REQUIRED TASK
Scan the following material for the string "caption" and copy each line in which it appears.

MATERIAL TO PROCESS
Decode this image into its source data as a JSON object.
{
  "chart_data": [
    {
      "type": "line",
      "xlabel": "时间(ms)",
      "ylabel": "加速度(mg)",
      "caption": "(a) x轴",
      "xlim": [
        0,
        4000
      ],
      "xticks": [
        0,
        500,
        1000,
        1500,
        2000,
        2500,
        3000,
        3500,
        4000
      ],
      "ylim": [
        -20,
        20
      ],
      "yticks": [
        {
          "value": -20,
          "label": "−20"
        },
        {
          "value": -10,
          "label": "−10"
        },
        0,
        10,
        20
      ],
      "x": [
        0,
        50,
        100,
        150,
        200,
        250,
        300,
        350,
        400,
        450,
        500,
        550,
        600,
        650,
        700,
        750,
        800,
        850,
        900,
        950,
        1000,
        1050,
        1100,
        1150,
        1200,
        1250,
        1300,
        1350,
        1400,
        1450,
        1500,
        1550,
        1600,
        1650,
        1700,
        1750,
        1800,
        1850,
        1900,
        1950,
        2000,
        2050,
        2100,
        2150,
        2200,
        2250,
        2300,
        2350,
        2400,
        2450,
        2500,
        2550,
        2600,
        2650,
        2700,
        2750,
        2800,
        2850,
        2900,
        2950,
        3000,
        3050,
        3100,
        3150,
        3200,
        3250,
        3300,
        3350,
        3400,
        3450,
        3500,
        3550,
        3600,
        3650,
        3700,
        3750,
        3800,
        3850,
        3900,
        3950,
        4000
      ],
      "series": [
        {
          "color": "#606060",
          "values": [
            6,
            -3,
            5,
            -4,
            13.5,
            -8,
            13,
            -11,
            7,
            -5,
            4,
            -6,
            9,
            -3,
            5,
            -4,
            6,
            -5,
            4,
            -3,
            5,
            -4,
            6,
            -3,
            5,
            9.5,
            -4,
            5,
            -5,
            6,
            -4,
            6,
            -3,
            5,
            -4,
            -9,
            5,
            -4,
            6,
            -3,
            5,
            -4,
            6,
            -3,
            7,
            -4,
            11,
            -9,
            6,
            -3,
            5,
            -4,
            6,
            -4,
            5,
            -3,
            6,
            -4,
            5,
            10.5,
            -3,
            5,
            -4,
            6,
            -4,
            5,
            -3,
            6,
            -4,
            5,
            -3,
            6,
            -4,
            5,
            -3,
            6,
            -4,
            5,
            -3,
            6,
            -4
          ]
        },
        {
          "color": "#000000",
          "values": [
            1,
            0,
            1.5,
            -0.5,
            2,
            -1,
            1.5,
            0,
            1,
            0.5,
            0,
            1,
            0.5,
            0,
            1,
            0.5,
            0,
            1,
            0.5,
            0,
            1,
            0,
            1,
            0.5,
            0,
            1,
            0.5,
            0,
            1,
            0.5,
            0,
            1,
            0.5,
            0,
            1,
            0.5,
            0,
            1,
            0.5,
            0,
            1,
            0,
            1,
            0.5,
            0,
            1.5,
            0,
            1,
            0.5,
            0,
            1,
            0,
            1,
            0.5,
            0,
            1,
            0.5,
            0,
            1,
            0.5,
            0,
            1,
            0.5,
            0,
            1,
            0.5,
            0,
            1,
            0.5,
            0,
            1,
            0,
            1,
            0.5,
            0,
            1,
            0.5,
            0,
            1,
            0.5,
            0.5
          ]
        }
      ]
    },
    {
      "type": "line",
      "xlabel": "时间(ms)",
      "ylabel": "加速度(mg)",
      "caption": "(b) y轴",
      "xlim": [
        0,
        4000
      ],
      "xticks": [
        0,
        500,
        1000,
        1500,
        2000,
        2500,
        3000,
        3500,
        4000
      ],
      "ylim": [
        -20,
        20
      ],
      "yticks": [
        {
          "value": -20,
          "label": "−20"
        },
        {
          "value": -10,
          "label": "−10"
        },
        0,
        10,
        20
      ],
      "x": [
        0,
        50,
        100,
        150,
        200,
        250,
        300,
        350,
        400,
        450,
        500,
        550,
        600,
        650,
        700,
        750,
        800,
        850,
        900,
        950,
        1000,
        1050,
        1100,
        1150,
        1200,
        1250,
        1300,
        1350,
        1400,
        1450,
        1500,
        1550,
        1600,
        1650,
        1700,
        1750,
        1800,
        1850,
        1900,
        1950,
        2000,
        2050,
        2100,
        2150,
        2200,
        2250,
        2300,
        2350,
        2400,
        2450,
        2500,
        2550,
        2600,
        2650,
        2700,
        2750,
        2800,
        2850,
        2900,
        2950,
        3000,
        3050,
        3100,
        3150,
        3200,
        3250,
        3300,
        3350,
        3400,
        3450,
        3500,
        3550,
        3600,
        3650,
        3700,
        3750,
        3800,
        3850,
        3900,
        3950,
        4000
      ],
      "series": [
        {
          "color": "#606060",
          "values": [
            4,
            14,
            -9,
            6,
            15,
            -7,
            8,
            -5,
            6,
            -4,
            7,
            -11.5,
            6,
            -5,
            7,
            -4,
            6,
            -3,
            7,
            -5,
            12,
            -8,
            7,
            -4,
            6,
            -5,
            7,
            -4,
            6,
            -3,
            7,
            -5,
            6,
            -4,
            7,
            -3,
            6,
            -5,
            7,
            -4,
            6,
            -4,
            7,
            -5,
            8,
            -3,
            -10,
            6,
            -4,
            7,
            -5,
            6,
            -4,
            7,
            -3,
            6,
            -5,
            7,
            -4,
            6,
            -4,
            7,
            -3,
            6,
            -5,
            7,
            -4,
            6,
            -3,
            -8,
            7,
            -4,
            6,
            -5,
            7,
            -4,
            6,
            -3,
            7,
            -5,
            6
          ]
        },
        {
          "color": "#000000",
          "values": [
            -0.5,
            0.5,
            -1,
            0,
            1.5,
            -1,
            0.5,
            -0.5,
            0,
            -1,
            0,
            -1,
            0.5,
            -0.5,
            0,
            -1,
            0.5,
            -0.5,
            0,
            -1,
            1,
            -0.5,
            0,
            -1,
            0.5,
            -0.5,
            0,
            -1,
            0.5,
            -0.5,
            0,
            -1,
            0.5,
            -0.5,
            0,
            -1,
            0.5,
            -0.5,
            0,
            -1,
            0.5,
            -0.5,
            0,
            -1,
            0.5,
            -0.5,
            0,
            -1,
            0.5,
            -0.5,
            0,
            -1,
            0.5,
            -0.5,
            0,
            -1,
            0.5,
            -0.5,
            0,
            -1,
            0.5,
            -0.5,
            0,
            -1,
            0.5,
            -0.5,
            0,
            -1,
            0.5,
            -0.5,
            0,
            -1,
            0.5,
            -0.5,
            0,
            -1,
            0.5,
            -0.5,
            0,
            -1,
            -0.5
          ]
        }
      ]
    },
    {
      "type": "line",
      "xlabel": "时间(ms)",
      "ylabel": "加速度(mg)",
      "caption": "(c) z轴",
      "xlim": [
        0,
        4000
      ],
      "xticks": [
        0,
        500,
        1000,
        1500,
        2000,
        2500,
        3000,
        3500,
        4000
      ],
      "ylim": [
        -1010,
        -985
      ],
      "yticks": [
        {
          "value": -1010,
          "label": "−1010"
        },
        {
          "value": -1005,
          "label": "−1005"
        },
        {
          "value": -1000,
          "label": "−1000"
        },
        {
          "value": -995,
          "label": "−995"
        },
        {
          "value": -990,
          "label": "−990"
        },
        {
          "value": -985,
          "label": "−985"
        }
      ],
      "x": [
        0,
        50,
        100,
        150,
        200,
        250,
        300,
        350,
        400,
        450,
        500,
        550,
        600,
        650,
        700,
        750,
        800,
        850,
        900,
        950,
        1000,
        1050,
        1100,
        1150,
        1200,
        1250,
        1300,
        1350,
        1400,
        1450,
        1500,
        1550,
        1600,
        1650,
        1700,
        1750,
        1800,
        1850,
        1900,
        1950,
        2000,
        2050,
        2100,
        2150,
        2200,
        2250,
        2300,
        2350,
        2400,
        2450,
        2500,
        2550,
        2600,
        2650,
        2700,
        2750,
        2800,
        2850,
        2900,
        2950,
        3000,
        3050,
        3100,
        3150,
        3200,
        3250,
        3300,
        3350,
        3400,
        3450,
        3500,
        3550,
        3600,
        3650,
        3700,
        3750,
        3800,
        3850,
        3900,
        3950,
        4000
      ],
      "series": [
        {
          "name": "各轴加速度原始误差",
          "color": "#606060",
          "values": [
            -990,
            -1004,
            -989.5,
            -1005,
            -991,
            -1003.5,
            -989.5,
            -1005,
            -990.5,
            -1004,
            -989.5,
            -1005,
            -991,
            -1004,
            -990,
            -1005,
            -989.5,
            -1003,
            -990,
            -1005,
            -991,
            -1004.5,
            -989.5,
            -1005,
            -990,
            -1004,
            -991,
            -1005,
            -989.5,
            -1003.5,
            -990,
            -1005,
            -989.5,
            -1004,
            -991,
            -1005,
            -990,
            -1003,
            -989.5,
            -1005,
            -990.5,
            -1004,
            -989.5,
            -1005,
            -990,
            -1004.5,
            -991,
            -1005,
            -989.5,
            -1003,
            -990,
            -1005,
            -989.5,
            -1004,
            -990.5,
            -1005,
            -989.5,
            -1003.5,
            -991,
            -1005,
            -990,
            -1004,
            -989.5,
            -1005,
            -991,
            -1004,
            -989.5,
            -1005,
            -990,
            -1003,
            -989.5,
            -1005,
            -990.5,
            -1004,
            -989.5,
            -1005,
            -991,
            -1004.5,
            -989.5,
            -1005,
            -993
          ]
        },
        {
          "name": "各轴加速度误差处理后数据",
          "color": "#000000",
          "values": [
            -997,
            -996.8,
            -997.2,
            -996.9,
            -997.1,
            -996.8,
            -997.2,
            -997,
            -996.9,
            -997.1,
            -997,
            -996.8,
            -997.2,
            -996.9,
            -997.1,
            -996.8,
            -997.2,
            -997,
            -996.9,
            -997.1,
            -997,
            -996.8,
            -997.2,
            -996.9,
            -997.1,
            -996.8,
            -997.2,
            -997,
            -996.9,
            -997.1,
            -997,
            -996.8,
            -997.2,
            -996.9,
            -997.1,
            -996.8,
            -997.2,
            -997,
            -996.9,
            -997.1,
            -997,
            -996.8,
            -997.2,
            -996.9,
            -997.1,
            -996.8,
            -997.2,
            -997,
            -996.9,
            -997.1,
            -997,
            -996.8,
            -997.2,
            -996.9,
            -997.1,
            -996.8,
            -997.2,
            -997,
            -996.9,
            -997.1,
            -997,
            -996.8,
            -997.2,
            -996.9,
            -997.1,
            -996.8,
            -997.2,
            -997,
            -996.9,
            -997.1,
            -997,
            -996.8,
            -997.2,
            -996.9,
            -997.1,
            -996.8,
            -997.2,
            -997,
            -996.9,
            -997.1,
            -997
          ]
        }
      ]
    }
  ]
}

REPLY
      "caption": "(a) x轴",
      "caption": "(b) y轴",
      "caption": "(c) z轴",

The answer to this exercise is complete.